* **What you should do**
Locate the word "Date" in the entries below, then gather every line that holds it.

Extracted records
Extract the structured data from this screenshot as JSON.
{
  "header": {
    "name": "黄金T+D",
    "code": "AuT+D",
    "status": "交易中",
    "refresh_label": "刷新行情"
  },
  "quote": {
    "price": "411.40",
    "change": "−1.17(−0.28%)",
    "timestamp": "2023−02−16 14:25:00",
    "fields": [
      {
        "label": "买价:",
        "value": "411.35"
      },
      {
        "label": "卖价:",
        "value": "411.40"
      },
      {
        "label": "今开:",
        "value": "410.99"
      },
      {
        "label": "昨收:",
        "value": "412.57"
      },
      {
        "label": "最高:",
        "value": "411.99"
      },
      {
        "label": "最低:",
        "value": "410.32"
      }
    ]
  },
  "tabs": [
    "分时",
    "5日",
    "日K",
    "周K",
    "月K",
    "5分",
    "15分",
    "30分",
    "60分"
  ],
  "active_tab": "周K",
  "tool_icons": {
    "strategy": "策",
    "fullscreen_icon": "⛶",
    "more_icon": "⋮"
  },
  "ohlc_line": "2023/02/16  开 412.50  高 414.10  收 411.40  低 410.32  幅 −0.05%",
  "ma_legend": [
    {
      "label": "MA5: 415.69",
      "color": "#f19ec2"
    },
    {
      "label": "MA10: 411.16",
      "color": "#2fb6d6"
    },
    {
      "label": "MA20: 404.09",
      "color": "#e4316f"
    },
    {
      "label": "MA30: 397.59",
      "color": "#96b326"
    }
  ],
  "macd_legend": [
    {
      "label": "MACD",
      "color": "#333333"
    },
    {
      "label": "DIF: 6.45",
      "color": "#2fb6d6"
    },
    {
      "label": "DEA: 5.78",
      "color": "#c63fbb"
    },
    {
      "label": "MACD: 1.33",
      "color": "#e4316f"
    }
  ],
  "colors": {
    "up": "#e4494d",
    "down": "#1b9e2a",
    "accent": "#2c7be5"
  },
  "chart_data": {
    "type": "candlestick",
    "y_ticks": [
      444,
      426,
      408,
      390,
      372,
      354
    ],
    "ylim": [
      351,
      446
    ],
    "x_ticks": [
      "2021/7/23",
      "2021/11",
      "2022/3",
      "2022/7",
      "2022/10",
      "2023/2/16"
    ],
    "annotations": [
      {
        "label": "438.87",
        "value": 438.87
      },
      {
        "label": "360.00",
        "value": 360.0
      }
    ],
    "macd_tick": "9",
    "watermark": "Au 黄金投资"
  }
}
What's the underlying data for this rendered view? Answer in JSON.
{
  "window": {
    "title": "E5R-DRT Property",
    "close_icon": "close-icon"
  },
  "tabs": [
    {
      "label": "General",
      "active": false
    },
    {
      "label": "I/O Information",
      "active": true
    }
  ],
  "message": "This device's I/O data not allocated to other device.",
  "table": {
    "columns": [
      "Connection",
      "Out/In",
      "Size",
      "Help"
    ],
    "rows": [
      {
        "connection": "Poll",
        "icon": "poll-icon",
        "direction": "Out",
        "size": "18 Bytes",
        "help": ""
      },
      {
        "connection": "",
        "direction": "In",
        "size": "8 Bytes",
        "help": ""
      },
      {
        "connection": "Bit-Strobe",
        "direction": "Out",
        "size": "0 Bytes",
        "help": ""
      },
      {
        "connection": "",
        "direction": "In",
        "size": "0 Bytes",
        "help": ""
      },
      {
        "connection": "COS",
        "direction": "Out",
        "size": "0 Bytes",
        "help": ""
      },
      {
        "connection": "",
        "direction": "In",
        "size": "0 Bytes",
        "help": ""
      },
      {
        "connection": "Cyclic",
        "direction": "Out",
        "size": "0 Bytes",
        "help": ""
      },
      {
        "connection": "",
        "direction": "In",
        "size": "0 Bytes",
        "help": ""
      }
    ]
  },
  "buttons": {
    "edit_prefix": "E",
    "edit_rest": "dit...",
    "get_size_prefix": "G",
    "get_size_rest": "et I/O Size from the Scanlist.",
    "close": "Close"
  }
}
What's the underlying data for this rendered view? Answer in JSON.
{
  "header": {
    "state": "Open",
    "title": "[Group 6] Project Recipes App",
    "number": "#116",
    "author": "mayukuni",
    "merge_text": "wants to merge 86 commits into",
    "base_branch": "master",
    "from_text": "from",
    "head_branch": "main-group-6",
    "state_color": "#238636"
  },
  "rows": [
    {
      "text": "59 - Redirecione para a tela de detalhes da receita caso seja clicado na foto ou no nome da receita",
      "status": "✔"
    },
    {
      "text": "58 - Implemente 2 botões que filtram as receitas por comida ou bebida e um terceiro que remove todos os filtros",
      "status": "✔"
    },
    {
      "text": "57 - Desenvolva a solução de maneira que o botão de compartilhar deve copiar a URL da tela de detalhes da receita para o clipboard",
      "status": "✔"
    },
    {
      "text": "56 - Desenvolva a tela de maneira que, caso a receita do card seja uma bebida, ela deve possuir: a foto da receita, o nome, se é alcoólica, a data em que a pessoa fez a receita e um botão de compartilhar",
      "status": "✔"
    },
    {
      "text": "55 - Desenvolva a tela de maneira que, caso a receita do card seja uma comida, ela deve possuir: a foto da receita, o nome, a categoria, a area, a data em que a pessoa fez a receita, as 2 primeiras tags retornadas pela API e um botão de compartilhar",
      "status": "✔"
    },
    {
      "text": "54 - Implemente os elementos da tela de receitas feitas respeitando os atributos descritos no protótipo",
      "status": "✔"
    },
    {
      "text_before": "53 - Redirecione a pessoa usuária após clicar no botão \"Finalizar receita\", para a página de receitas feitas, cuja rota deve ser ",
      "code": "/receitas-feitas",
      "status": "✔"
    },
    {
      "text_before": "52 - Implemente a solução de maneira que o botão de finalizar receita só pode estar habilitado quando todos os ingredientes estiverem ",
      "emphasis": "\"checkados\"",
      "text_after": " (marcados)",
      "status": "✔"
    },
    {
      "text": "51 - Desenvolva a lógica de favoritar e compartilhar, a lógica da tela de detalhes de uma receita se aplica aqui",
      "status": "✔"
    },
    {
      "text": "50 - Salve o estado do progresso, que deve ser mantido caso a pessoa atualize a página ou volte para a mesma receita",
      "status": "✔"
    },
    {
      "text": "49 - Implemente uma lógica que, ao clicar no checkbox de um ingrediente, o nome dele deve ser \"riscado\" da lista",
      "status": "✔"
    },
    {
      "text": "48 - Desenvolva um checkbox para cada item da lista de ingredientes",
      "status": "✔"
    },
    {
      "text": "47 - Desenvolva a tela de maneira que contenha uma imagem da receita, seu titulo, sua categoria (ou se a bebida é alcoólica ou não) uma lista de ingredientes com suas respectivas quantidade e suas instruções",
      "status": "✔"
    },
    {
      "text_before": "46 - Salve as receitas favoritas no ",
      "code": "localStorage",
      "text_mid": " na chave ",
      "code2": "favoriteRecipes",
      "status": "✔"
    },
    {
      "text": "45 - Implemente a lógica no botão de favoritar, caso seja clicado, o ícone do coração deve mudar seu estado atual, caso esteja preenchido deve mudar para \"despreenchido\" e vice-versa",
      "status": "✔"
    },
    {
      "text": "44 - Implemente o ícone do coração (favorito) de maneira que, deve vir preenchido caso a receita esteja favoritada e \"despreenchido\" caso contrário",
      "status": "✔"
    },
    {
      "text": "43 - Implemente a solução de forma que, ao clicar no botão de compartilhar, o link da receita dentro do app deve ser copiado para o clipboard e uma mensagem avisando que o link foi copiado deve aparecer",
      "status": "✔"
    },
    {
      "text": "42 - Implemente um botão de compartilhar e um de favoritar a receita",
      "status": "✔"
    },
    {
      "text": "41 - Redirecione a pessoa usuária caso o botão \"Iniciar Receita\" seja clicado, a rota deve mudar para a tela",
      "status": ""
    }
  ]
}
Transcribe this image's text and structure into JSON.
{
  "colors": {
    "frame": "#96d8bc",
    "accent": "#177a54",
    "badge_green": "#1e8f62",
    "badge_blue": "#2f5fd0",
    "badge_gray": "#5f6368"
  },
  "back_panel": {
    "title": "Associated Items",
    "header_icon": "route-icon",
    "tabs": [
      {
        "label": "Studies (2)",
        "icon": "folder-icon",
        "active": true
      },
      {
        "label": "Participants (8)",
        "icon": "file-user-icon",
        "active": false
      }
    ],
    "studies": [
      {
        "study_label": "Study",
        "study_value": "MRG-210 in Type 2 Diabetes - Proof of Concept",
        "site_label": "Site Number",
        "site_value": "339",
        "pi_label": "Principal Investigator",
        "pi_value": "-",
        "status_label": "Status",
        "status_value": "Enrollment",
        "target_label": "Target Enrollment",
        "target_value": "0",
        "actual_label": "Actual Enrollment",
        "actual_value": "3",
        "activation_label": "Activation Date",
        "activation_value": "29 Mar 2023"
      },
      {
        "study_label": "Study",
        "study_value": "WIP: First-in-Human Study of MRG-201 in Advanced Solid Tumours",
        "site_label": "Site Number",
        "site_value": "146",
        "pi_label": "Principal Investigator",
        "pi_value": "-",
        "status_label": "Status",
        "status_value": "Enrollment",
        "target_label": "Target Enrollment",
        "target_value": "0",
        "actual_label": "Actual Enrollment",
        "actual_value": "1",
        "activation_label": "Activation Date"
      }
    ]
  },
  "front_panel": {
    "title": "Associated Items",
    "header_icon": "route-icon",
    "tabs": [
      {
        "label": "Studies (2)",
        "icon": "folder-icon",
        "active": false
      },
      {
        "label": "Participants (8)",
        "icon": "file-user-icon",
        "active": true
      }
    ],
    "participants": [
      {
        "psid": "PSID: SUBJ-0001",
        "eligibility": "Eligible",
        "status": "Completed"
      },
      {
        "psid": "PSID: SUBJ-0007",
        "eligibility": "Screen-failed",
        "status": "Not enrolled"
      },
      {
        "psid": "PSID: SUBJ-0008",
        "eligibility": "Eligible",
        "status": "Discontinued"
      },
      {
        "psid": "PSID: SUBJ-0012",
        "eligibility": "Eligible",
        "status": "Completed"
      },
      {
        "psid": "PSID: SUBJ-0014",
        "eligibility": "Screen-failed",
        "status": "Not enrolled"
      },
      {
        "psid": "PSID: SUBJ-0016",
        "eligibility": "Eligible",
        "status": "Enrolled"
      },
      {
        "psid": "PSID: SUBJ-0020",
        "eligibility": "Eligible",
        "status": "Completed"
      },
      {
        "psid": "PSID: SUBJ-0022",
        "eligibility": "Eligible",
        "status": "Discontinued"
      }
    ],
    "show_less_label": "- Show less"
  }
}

* **Solution to this exercise**
        "activation_label": "Activation Date",
        "activation_label": "Activation Date"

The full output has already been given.